[Kutipan Sumber]
• • • •

PENGANTAR
Dunia teknologi informasi atau IT sebagai dampak nyata
kemajuan di era globalisasi sudah menjadi bagian penting bagi kehidupan
Manusia. Perkembangan IT salah satunya membawa pengaruh terhadap semakin
konvergennya sistem komputasi (Computing System) dan sistem komunikasi yang
mendorong terintegrasi kedua sistem tersebut pada jarak jauh
(Telecommuni-cation System). Sistem komunikasi jarak jauh ini menciptakan
globalisasi teknologi informasi yang pada gilirannya menghadirkan masyarakat
informasi. Di Indonesia, integrasi fungsi teknologi, media dan komunikasi
dikenal dengan istilah telematika (Ramli, 2009:1).Kemajuan teknologi IT membuat
hukum pidana dan hukum acara pidana dituntut untuk menyesuaikan kondisi
sosiologis di masyarakat mengingat dilema yang dihadapi adalah terkadang suatu
aturan jauh tertinggal dan tidak lagi relevan menyikapi pola kejahatan di era
modern seperti saat ini.
Penggunaan teknologi
seperti CCTV, Teleconfrence, Surat Elektonik lazim digunakan sebagai alat bukti
dipersidangan untuk mengungkap kebenaran suatu perkara pidana. Proses
pembuktian memegang peranan penting dalam hukum acara pidana karena menentukan
bersalah atau tidaknya terdakwa terhadap suatu kejahatan yang didakwakan. Guna
mewujudkan kebenaran materiil (materieele waarheid),maka suatu alat bukti
mempunyai peranan penting dan menentukan sehingga haruslah dipergunakan dan
diberi penilaian secara cermat agar tercapai “kebenaran hakiki” sekaligus tanpa
mengabaikan hak asasi terdakwa (Mulyadi, 2014:74).
Kitab Undang-Undang
Hukum Acara Pidana (KUHAP) sebagai undang-undang induk hukum pidana formil
sejatinya belum mengakui keabsahan alat bukti berbentuk elektronik atau bukti
elektronik sebagai alat bukti. Adapun alat bukti secara terbatas oleh KUHAP
yakni keterangan saksi, keterangan ahli, surat, petunjuk dan keterangan
terdakwa. Pengakuan keabsahan bukti elektronik diatur dan tersebar di
undang-undang di luar KUHAP seperti di Undang-Undang tersebut antara lain Pasal
26AUndang-Undang No. 20 Tahun 2001 tentang Perubahan atas Undang-Undang No. 31
Tahun 1999 tentang Pemberantasan Tindak Pidana Korupsi. Pada Penjelasan Pasal
26A tersebut menyebutkan bahwa yang dimaksud dengan “disimpan secara
elektronik” misalnya data yang disimpan dalam mikro film, Compact Disk Read
Only Memory (CD-ROM) atau Write Once Read Many (WORM)(Wiyono, 2009:183).

• • • •

[Bahan yang Disediakan]
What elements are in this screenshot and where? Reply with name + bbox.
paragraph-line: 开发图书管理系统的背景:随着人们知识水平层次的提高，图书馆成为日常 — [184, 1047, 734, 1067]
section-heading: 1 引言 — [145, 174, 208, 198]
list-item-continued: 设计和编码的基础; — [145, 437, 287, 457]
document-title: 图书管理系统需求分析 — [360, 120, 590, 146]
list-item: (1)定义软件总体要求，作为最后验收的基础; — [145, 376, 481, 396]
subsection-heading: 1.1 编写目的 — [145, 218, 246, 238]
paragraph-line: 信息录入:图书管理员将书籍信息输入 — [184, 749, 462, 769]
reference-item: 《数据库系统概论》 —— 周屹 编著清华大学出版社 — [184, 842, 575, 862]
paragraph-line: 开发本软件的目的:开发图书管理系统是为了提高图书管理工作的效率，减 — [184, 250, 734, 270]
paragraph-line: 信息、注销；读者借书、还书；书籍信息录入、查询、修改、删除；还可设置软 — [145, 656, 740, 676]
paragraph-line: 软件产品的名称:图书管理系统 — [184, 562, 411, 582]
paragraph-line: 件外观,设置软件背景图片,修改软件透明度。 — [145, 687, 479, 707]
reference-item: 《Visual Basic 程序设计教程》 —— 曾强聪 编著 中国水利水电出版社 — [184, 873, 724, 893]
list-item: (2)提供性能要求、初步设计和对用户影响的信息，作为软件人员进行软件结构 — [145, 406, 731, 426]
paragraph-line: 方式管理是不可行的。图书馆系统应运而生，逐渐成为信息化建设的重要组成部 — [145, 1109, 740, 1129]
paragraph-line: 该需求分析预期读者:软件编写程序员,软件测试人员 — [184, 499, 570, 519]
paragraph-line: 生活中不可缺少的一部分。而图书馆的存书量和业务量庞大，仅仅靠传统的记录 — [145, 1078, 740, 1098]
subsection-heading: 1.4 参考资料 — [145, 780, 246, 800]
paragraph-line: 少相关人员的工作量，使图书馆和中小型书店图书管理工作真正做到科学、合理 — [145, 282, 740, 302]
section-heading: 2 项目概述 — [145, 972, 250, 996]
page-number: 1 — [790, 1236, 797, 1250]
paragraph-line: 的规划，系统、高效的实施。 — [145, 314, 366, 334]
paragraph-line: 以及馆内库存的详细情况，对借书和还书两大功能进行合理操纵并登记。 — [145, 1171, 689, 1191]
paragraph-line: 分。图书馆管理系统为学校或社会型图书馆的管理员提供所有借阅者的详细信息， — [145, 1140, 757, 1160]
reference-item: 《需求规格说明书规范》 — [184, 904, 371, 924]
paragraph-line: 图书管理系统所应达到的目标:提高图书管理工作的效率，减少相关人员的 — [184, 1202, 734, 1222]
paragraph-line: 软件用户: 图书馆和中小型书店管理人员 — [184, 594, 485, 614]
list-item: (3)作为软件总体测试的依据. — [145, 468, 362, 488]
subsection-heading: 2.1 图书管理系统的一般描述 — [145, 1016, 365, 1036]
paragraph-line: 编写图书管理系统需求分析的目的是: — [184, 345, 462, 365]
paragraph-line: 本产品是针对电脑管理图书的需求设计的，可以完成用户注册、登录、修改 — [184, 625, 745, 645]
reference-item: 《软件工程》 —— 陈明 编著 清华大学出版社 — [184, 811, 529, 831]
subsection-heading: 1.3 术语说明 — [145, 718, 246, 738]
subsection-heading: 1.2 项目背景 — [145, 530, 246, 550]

• • • •

[Uraian Tugas] Tulis ulang bagian kutipan tentang alat bukti elektronik mulai dari "Kitab Undang-Undang" hingga dan termasuk "Many (WORM)(Wiyono, 2009:183).", dengan mengganti "mikro film" menjadi "mikrofilm".

[Jawaban]
Kitab Undang-Undang
Hukum Acara Pidana (KUHAP) sebagai undang-undang induk hukum pidana formil
sejatinya belum mengakui keabsahan alat bukti berbentuk elektronik atau bukti
elektronik sebagai alat bukti. Adapun alat bukti secara terbatas oleh KUHAP
yakni keterangan saksi, keterangan ahli, surat, petunjuk dan keterangan
terdakwa. Pengakuan keabsahan bukti elektronik diatur dan tersebar di
undang-undang di luar KUHAP seperti di Undang-Undang tersebut antara lain Pasal
26AUndang-Undang No. 20 Tahun 2001 tentang Perubahan atas Undang-Undang No. 31
Tahun 1999 tentang Pemberantasan Tindak Pidana Korupsi. Pada Penjelasan Pasal
26A tersebut menyebutkan bahwa yang dimaksud dengan “disimpan secara
elektronik” misalnya data yang disimpan dalam mikrofilm, Compact Disk Read
Only Memory (CD-ROM) atau Write Once Read Many (WORM)(Wiyono, 2009:183).